=== Exercise requirements ===
Reproduce each line of the items below word for word, keeping every character and line break unchanged.
-=-=-=-=-
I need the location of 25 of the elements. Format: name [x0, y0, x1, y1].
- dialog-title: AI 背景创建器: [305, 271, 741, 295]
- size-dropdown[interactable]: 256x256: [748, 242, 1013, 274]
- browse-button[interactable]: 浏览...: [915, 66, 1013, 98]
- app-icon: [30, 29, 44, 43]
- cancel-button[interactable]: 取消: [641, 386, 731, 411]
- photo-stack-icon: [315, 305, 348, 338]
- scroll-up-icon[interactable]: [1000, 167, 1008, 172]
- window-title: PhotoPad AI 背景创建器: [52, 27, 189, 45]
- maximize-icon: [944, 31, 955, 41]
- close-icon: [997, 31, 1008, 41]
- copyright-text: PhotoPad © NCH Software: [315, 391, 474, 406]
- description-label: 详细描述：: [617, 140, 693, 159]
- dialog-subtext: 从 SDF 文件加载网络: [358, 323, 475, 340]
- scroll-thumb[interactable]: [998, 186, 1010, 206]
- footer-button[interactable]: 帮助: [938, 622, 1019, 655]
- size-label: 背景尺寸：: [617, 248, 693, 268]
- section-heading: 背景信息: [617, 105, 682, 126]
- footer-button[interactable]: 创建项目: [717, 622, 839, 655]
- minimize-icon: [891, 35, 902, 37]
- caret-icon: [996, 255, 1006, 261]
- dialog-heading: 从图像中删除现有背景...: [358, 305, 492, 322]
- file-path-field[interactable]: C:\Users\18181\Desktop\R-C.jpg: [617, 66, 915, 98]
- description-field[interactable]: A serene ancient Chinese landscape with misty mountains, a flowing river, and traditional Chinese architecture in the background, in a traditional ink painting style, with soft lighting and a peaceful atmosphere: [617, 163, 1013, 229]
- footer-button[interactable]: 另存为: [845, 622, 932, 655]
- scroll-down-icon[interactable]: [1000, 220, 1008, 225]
-=-=-=-=-
=== Solution for this task ===
I need the location of 25 of the elements. Format: name [x0, y0, x1, y1].
- dialog-title: AI 背景创建器: [305, 271, 741, 295]
- size-dropdown[interactable]: 256x256: [748, 242, 1013, 274]
- browse-button[interactable]: 浏览...: [915, 66, 1013, 98]
- app-icon: [30, 29, 44, 43]
- cancel-button[interactable]: 取消: [641, 386, 731, 411]
- photo-stack-icon: [315, 305, 348, 338]
- scroll-up-icon[interactable]: [1000, 167, 1008, 172]
- window-title: PhotoPad AI 背景创建器: [52, 27, 189, 45]
- maximize-icon: [944, 31, 955, 41]
- close-icon: [997, 31, 1008, 41]
- copyright-text: PhotoPad © NCH Software: [315, 391, 474, 406]
- description-label: 详细描述：: [617, 140, 693, 159]
- dialog-subtext: 从 SDF 文件加载网络: [358, 323, 475, 340]
- scroll-thumb[interactable]: [998, 186, 1010, 206]
- footer-button[interactable]: 帮助: [938, 622, 1019, 655]
- size-label: 背景尺寸：: [617, 248, 693, 268]
- section-heading: 背景信息: [617, 105, 682, 126]
- footer-button[interactable]: 创建项目: [717, 622, 839, 655]
- minimize-icon: [891, 35, 902, 37]
- caret-icon: [996, 255, 1006, 261]
- dialog-heading: 从图像中删除现有背景...: [358, 305, 492, 322]
- file-path-field[interactable]: C:\Users\18181\Desktop\R-C.jpg: [617, 66, 915, 98]
- description-field[interactable]: A serene ancient Chinese landscape with misty mountains, a flowing river, and traditional Chinese architecture in the background, in a traditional ink painting style, with soft lighting and a peaceful atmosphere: [617, 163, 1013, 229]
- footer-button[interactable]: 另存为: [845, 622, 932, 655]
- scroll-down-icon[interactable]: [1000, 220, 1008, 225]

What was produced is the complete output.